§ WHAT YOU ARE ASKED TO DO:
Check every line of the entries for "output", and copy the lines that hold it.

··· RECORDED INFORMATION

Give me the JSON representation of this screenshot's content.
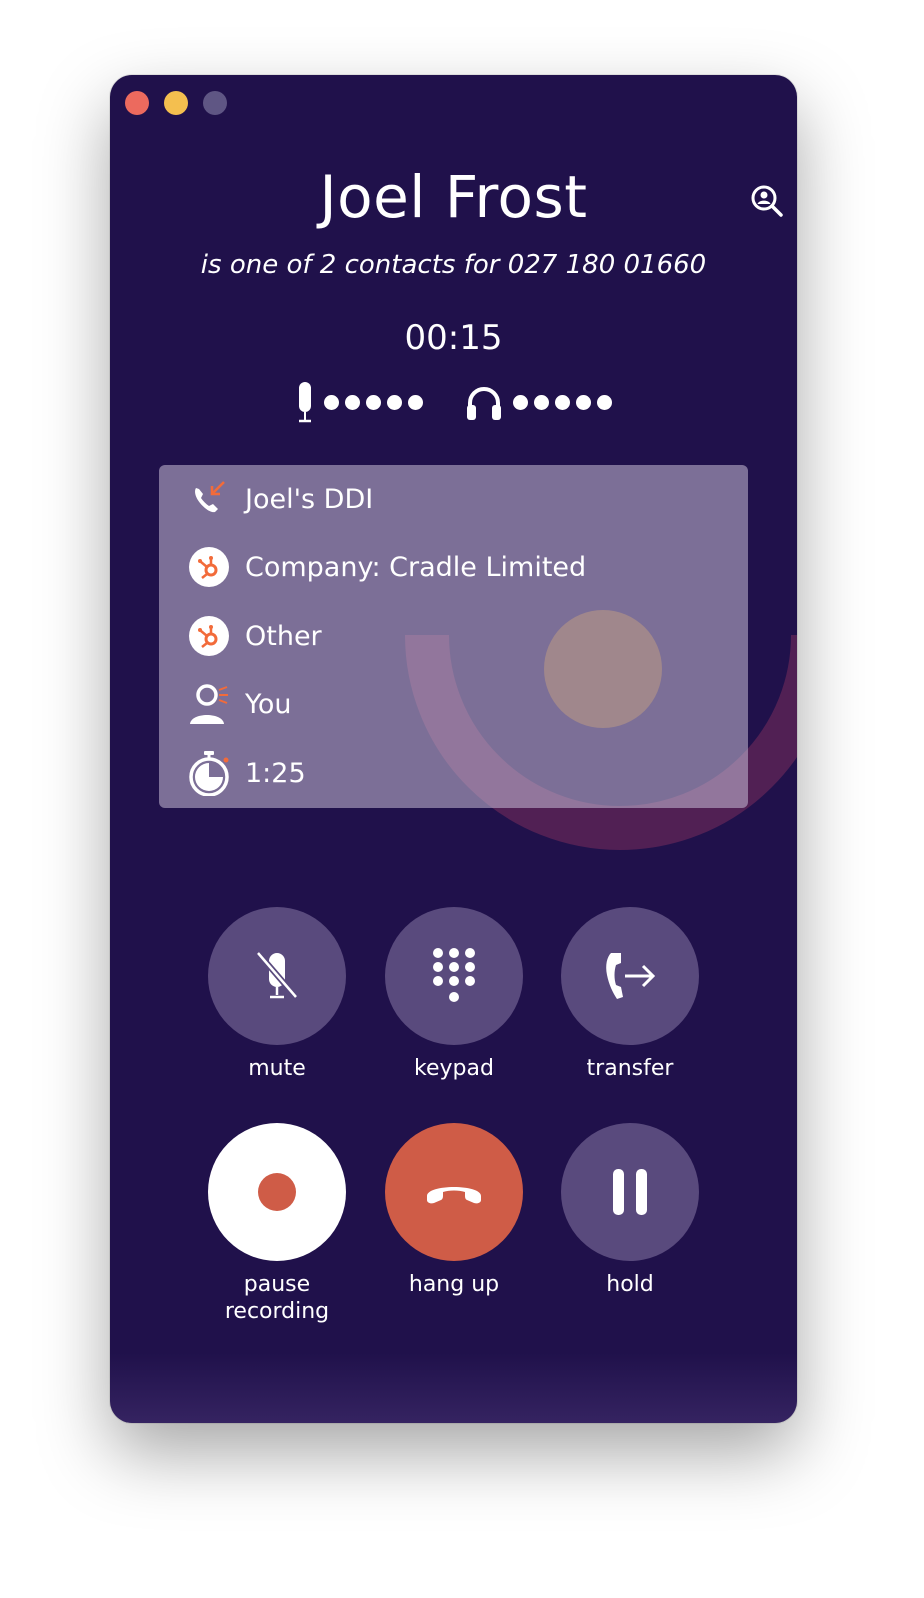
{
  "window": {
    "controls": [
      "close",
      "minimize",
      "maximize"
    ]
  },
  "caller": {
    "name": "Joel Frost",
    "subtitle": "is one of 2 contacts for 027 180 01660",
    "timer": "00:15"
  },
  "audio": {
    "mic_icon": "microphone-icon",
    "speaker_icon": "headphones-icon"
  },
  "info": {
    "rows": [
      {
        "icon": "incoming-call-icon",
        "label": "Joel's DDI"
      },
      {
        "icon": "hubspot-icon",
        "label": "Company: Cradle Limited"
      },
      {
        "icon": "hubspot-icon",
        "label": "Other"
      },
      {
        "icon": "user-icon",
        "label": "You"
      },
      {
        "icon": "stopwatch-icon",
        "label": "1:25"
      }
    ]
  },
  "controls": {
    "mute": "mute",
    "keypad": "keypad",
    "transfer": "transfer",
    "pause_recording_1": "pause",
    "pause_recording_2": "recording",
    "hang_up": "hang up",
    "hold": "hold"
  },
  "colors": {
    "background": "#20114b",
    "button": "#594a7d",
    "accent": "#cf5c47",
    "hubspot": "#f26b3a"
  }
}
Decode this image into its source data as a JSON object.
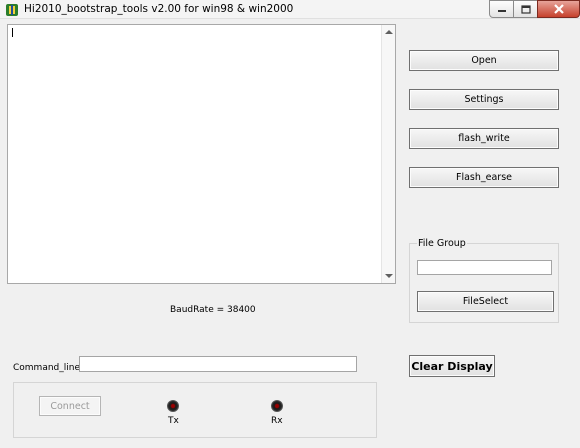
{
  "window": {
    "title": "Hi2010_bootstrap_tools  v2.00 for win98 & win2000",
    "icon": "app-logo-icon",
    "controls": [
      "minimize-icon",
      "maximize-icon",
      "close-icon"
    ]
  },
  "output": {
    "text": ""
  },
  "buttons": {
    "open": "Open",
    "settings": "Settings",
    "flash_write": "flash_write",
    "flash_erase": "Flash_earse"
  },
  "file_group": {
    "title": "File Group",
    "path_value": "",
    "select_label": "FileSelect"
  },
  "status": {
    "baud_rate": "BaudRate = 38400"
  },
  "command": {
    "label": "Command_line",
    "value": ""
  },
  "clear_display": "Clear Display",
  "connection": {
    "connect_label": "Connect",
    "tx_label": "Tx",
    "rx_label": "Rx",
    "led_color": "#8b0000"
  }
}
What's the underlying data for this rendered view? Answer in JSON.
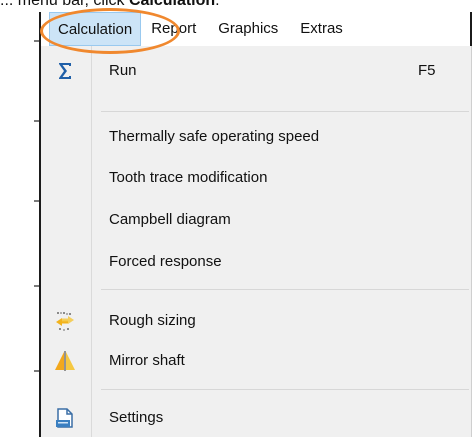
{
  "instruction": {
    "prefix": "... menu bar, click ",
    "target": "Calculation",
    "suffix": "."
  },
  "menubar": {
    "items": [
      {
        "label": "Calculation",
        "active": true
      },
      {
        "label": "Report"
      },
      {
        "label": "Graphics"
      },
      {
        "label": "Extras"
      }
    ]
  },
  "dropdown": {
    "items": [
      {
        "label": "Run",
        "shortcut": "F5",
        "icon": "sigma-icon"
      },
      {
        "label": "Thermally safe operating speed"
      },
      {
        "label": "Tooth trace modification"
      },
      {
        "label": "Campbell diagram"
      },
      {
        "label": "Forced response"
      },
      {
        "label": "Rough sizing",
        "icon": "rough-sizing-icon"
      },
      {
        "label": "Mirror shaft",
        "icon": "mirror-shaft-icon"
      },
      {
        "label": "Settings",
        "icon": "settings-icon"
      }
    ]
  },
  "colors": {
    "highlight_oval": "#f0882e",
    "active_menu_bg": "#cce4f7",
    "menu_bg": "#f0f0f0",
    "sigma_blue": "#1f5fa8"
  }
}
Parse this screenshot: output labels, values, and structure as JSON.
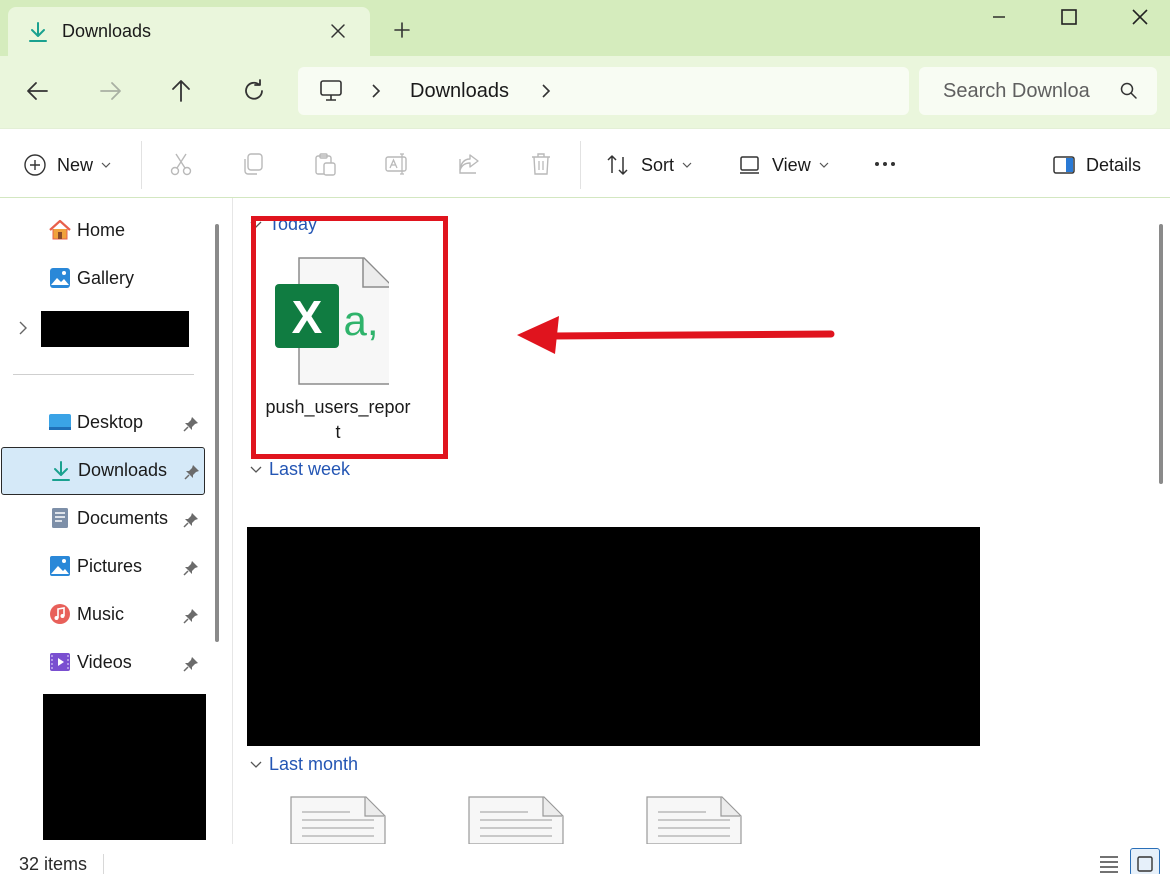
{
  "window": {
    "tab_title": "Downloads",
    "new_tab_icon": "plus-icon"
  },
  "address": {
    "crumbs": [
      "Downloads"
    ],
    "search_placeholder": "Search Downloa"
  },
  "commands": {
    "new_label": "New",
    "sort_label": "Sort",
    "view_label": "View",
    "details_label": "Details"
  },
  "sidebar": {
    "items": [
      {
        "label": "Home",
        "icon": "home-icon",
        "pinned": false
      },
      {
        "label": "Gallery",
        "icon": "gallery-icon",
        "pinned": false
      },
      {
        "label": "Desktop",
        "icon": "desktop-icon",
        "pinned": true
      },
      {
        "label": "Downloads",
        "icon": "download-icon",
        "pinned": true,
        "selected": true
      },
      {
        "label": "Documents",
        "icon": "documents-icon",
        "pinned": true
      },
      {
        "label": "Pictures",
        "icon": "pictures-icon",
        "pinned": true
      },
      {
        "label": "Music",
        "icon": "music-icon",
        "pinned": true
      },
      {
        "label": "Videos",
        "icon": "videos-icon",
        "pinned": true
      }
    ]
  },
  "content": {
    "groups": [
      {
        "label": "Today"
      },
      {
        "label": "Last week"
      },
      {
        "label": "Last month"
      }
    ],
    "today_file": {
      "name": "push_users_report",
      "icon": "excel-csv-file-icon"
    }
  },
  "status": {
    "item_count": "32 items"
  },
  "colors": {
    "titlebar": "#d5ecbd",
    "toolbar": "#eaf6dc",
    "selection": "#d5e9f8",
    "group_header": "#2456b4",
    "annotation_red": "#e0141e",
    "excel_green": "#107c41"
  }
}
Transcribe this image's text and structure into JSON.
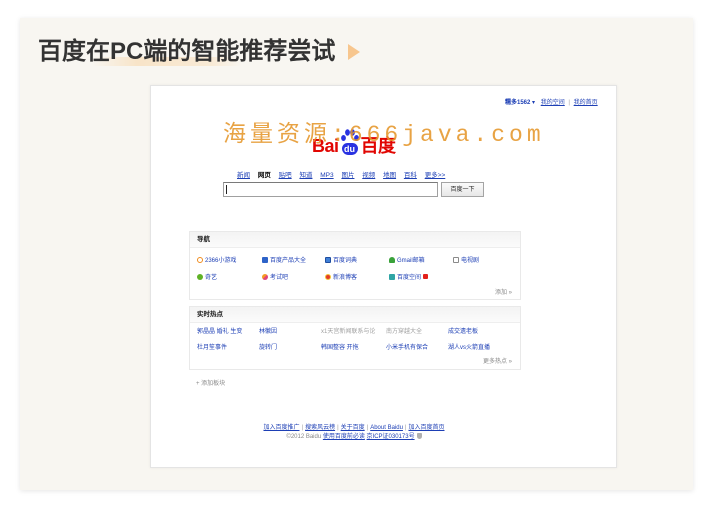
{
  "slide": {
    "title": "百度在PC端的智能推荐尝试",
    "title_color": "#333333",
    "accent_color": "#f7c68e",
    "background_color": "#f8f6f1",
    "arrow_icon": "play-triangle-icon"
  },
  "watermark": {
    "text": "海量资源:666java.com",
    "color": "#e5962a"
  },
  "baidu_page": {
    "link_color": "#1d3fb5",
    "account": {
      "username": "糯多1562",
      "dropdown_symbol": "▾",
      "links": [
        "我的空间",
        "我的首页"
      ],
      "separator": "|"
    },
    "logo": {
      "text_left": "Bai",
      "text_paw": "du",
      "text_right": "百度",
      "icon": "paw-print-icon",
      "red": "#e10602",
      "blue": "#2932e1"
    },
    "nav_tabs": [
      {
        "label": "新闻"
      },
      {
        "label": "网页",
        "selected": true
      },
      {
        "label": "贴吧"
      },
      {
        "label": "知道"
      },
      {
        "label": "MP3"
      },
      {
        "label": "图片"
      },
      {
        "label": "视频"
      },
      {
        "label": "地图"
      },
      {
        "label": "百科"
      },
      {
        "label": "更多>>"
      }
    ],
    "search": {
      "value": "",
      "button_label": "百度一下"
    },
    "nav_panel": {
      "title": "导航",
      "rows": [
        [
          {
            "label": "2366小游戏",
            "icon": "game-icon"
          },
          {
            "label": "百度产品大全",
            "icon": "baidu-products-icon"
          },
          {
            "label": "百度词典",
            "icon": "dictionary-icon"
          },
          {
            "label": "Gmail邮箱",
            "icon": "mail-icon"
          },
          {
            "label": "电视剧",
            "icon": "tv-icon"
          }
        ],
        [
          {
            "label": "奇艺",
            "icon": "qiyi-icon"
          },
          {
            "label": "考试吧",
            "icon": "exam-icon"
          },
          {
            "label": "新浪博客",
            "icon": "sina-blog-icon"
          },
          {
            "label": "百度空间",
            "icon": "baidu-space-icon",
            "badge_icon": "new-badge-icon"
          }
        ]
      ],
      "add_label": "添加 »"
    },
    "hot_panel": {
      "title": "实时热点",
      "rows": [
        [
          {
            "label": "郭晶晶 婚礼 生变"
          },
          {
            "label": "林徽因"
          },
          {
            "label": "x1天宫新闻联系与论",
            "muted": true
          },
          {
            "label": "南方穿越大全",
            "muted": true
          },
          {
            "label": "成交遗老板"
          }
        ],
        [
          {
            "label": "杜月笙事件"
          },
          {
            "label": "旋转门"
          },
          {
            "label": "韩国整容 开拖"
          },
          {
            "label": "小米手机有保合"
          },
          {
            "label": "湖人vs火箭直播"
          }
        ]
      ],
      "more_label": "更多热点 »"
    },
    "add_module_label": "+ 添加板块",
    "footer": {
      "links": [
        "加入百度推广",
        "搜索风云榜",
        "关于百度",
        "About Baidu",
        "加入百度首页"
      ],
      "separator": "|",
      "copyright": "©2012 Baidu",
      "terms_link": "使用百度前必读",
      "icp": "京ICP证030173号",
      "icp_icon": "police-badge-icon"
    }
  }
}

······

§ REPLY:
  "output": {
Parse this screenshot: output labels, values, and structure as JSON.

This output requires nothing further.